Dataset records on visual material
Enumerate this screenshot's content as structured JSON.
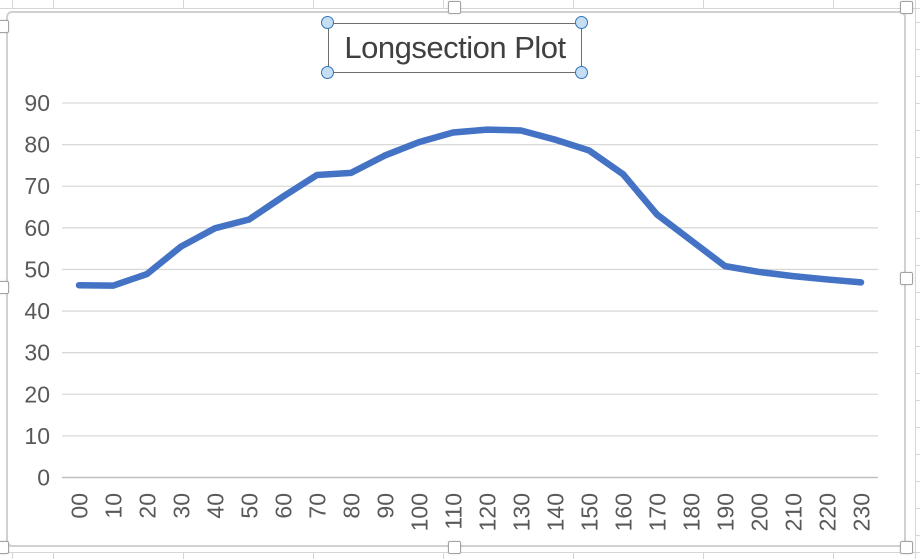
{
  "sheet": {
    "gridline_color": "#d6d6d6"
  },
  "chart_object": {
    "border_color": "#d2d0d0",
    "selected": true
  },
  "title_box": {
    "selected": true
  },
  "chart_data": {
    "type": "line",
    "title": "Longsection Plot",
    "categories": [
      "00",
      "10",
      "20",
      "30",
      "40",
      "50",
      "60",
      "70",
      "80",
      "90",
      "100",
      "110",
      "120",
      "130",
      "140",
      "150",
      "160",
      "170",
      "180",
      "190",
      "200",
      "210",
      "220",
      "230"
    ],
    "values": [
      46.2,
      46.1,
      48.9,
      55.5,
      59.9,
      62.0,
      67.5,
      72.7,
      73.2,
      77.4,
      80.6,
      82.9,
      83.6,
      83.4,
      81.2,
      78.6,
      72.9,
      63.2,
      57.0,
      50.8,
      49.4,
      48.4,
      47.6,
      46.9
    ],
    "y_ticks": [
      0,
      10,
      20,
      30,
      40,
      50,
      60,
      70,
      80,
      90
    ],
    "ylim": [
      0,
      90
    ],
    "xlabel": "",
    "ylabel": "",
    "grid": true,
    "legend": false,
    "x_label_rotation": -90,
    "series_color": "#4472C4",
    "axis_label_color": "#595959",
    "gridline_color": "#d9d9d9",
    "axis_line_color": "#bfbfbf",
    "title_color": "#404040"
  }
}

**YOUR OBJECTIVE:** A faithful copy of the records above is needed, with the pictures left out.

**SOLUTION:**
Enumerate this screenshot's content as structured JSON.
{
  "sheet": {
    "gridline_color": "#d6d6d6"
  },
  "chart_object": {
    "border_color": "#d2d0d0",
    "selected": true
  },
  "title_box": {
    "selected": true
  },
  "chart_data": {
    "type": "line",
    "title": "Longsection Plot",
    "categories": [
      "00",
      "10",
      "20",
      "30",
      "40",
      "50",
      "60",
      "70",
      "80",
      "90",
      "100",
      "110",
      "120",
      "130",
      "140",
      "150",
      "160",
      "170",
      "180",
      "190",
      "200",
      "210",
      "220",
      "230"
    ],
    "values": [
      46.2,
      46.1,
      48.9,
      55.5,
      59.9,
      62.0,
      67.5,
      72.7,
      73.2,
      77.4,
      80.6,
      82.9,
      83.6,
      83.4,
      81.2,
      78.6,
      72.9,
      63.2,
      57.0,
      50.8,
      49.4,
      48.4,
      47.6,
      46.9
    ],
    "y_ticks": [
      0,
      10,
      20,
      30,
      40,
      50,
      60,
      70,
      80,
      90
    ],
    "ylim": [
      0,
      90
    ],
    "xlabel": "",
    "ylabel": "",
    "grid": true,
    "legend": false,
    "x_label_rotation": -90,
    "series_color": "#4472C4",
    "axis_label_color": "#595959",
    "gridline_color": "#d9d9d9",
    "axis_line_color": "#bfbfbf",
    "title_color": "#404040"
  }
}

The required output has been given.